▶ OBJECTIVE: Provide the number of lines where the word "ffffff" occurs, and no other text.

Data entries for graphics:
· · · · ·

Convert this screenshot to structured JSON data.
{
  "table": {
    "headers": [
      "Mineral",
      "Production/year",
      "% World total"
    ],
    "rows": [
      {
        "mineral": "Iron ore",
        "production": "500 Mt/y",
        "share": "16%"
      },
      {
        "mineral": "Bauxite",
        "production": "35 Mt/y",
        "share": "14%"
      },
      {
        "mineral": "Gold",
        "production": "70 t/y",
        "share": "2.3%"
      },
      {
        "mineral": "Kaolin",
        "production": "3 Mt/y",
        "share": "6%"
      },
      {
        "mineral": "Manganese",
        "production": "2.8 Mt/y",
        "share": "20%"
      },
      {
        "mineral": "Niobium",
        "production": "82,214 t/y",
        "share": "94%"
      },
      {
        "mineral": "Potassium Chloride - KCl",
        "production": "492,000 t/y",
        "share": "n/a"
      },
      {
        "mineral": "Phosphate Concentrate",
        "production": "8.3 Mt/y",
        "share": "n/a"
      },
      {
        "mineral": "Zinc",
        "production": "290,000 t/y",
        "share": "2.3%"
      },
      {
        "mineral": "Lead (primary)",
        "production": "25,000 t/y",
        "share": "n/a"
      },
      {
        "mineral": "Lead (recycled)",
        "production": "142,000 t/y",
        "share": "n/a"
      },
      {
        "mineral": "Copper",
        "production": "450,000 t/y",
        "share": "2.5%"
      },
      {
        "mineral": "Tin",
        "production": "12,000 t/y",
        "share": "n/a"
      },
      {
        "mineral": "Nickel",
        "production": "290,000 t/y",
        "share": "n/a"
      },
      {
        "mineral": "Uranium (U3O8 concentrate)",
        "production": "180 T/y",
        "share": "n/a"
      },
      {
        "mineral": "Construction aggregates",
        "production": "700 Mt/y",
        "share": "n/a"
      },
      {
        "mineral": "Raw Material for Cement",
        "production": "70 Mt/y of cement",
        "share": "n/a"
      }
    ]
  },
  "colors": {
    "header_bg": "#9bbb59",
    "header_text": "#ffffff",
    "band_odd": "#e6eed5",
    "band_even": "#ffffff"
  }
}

· · · · ·

▶ RESPONSE TO THIS TASK: 2